SHORT TASK: Please output the lines shown below exactly as they appear.

▼

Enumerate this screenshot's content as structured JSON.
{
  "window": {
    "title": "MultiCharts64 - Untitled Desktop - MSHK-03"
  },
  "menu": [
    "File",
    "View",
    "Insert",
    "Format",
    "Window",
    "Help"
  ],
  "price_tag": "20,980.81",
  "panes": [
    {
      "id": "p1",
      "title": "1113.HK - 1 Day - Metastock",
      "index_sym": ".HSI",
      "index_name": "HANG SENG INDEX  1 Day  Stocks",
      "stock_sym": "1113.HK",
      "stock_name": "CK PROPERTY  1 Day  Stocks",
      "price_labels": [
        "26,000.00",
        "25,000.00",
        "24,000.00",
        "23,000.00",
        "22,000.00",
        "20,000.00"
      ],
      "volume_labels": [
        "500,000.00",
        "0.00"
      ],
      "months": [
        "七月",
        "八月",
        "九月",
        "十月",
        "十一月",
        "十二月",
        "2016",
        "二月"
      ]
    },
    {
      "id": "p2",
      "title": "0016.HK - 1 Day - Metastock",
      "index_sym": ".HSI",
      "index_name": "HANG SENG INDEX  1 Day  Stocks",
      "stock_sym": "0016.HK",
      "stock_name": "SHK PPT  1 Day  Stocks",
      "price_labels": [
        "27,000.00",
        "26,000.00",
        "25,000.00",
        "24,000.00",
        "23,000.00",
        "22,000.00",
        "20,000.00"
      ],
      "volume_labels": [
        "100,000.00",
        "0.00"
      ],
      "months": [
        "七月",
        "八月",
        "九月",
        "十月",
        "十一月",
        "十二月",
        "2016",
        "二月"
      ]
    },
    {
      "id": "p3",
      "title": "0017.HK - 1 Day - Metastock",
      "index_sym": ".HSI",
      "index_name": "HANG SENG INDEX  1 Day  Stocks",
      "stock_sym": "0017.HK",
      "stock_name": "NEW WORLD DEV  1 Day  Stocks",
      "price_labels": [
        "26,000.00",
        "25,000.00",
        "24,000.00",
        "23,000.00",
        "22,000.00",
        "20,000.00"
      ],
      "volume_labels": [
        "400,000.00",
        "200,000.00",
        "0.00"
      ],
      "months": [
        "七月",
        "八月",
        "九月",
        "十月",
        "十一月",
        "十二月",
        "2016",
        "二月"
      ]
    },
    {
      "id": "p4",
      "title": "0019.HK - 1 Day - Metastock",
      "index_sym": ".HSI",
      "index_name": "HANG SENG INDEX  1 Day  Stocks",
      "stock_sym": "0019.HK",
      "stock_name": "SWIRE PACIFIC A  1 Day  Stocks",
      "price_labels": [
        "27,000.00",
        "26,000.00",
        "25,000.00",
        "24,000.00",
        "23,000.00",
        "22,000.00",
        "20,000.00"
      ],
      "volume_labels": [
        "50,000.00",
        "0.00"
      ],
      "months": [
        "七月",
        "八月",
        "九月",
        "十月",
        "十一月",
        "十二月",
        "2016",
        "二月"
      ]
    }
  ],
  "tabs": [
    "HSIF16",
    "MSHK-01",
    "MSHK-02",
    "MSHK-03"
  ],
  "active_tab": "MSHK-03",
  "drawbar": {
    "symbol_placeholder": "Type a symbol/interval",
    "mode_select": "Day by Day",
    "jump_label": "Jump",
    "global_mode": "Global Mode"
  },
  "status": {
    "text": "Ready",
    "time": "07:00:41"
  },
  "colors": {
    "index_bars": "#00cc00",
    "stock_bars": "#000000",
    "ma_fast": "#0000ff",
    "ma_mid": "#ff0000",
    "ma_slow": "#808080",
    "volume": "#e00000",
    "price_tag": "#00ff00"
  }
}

▲

RESULT:
Enumerate this screenshot's content as structured JSON.
{
  "window": {
    "title": "MultiCharts64 - Untitled Desktop - MSHK-03"
  },
  "menu": [
    "File",
    "View",
    "Insert",
    "Format",
    "Window",
    "Help"
  ],
  "price_tag": "20,980.81",
  "panes": [
    {
      "id": "p1",
      "title": "1113.HK - 1 Day - Metastock",
      "index_sym": ".HSI",
      "index_name": "HANG SENG INDEX  1 Day  Stocks",
      "stock_sym": "1113.HK",
      "stock_name": "CK PROPERTY  1 Day  Stocks",
      "price_labels": [
        "26,000.00",
        "25,000.00",
        "24,000.00",
        "23,000.00",
        "22,000.00",
        "20,000.00"
      ],
      "volume_labels": [
        "500,000.00",
        "0.00"
      ],
      "months": [
        "七月",
        "八月",
        "九月",
        "十月",
        "十一月",
        "十二月",
        "2016",
        "二月"
      ]
    },
    {
      "id": "p2",
      "title": "0016.HK - 1 Day - Metastock",
      "index_sym": ".HSI",
      "index_name": "HANG SENG INDEX  1 Day  Stocks",
      "stock_sym": "0016.HK",
      "stock_name": "SHK PPT  1 Day  Stocks",
      "price_labels": [
        "27,000.00",
        "26,000.00",
        "25,000.00",
        "24,000.00",
        "23,000.00",
        "22,000.00",
        "20,000.00"
      ],
      "volume_labels": [
        "100,000.00",
        "0.00"
      ],
      "months": [
        "七月",
        "八月",
        "九月",
        "十月",
        "十一月",
        "十二月",
        "2016",
        "二月"
      ]
    },
    {
      "id": "p3",
      "title": "0017.HK - 1 Day - Metastock",
      "index_sym": ".HSI",
      "index_name": "HANG SENG INDEX  1 Day  Stocks",
      "stock_sym": "0017.HK",
      "stock_name": "NEW WORLD DEV  1 Day  Stocks",
      "price_labels": [
        "26,000.00",
        "25,000.00",
        "24,000.00",
        "23,000.00",
        "22,000.00",
        "20,000.00"
      ],
      "volume_labels": [
        "400,000.00",
        "200,000.00",
        "0.00"
      ],
      "months": [
        "七月",
        "八月",
        "九月",
        "十月",
        "十一月",
        "十二月",
        "2016",
        "二月"
      ]
    },
    {
      "id": "p4",
      "title": "0019.HK - 1 Day - Metastock",
      "index_sym": ".HSI",
      "index_name": "HANG SENG INDEX  1 Day  Stocks",
      "stock_sym": "0019.HK",
      "stock_name": "SWIRE PACIFIC A  1 Day  Stocks",
      "price_labels": [
        "27,000.00",
        "26,000.00",
        "25,000.00",
        "24,000.00",
        "23,000.00",
        "22,000.00",
        "20,000.00"
      ],
      "volume_labels": [
        "50,000.00",
        "0.00"
      ],
      "months": [
        "七月",
        "八月",
        "九月",
        "十月",
        "十一月",
        "十二月",
        "2016",
        "二月"
      ]
    }
  ],
  "tabs": [
    "HSIF16",
    "MSHK-01",
    "MSHK-02",
    "MSHK-03"
  ],
  "active_tab": "MSHK-03",
  "drawbar": {
    "symbol_placeholder": "Type a symbol/interval",
    "mode_select": "Day by Day",
    "jump_label": "Jump",
    "global_mode": "Global Mode"
  },
  "status": {
    "text": "Ready",
    "time": "07:00:41"
  },
  "colors": {
    "index_bars": "#00cc00",
    "stock_bars": "#000000",
    "ma_fast": "#0000ff",
    "ma_mid": "#ff0000",
    "ma_slow": "#808080",
    "volume": "#e00000",
    "price_tag": "#00ff00"
  }
}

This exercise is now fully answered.